| Exercise goal |
For each line in the data below that holds "JSON", return a copy.

| Records to process |
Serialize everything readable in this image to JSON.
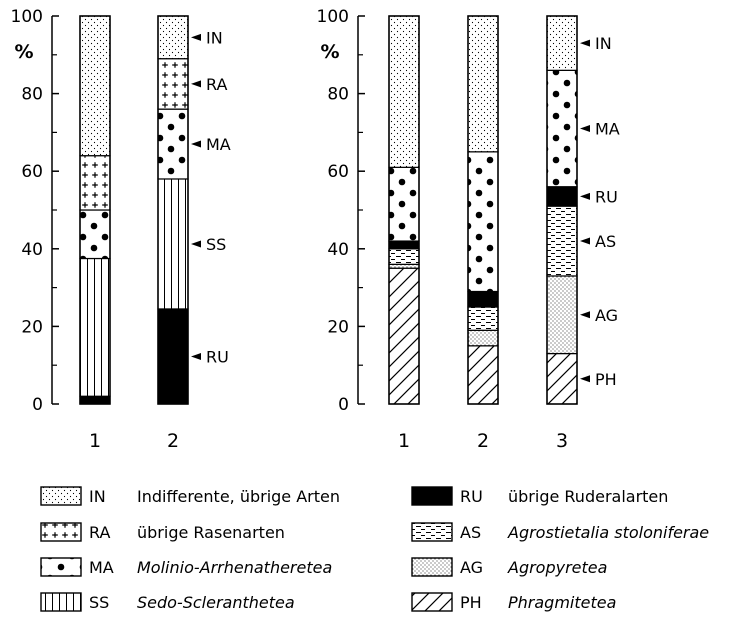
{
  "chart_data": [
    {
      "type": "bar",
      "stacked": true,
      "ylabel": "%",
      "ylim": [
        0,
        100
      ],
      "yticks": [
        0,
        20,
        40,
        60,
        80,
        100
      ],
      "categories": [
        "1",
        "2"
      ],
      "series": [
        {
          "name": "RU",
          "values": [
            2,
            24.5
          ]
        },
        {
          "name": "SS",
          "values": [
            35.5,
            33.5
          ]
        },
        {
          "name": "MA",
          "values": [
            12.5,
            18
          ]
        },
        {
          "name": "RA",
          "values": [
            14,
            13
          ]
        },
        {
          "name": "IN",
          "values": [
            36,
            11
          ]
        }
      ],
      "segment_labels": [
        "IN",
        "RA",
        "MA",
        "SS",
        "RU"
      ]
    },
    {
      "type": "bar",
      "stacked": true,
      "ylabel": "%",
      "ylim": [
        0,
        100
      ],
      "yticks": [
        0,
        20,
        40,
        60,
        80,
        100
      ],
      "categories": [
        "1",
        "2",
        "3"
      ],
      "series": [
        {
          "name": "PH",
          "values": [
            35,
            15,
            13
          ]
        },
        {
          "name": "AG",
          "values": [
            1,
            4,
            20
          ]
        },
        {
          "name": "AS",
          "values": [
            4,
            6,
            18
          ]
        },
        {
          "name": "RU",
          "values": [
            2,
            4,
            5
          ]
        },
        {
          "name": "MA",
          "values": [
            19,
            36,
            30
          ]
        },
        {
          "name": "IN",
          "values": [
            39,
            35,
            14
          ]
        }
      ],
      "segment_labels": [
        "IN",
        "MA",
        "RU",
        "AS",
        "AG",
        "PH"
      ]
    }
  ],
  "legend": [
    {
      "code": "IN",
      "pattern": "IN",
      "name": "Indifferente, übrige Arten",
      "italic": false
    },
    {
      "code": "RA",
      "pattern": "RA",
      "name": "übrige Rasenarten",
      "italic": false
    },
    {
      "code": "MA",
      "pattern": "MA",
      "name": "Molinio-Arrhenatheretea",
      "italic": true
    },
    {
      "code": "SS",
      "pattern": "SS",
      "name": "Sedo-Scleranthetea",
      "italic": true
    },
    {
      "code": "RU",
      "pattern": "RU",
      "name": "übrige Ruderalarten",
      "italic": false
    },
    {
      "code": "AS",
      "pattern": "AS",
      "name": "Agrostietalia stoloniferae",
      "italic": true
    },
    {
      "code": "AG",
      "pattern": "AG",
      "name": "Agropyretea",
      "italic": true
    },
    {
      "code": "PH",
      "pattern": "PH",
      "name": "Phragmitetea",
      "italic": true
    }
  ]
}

...

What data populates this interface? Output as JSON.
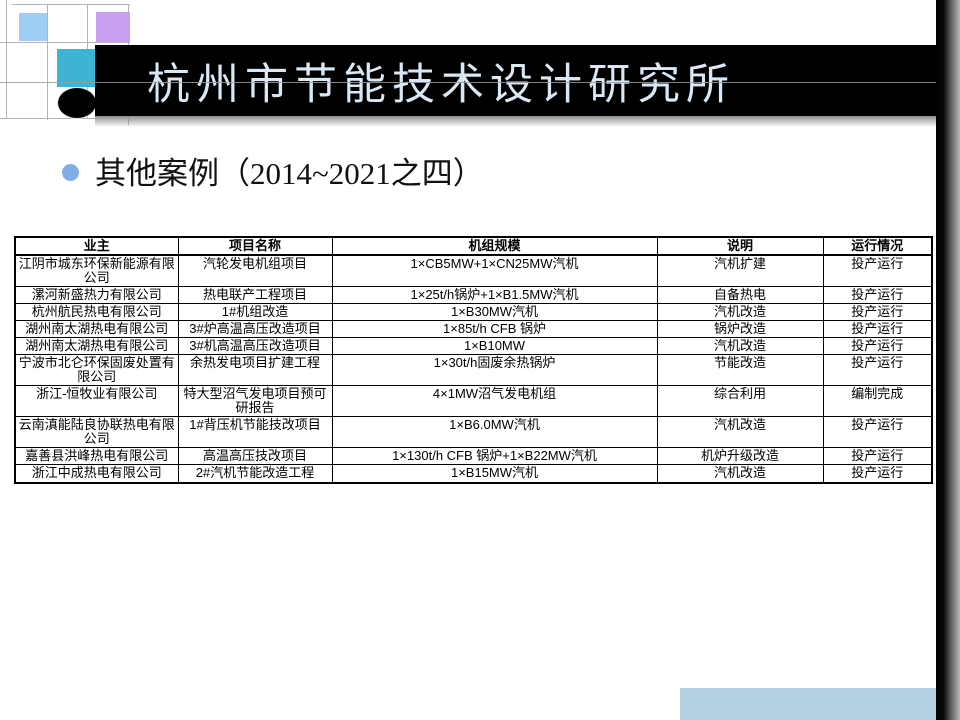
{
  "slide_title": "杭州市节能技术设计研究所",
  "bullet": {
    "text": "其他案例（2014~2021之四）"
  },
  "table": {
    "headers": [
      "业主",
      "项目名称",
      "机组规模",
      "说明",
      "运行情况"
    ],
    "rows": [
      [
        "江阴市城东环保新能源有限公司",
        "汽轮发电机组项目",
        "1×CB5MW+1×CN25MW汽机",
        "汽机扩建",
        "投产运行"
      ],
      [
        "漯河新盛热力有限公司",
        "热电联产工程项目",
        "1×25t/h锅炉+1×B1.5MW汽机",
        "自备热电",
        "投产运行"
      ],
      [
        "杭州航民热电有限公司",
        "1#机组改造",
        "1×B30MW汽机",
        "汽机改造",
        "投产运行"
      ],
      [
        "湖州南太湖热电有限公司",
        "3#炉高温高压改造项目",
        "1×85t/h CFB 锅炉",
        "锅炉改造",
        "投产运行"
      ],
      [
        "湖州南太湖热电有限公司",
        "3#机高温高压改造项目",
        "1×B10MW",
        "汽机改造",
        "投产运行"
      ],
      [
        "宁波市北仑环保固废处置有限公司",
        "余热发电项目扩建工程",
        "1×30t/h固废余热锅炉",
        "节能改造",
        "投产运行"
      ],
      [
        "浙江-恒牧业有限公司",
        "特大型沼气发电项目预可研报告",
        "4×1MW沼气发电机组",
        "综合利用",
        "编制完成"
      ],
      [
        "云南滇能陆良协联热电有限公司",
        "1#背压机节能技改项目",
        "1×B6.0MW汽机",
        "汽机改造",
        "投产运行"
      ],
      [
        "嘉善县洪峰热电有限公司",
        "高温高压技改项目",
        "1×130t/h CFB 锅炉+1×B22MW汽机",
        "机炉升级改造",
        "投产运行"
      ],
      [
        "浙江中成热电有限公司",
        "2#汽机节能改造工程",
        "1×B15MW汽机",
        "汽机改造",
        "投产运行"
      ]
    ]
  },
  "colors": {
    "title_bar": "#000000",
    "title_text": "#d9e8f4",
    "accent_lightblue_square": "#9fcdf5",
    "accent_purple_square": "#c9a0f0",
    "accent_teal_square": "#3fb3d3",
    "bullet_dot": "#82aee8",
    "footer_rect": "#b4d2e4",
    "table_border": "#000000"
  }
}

| Exercise result |
Serialize everything readable in this image to JSON.
What data populates this interface? Output as JSON.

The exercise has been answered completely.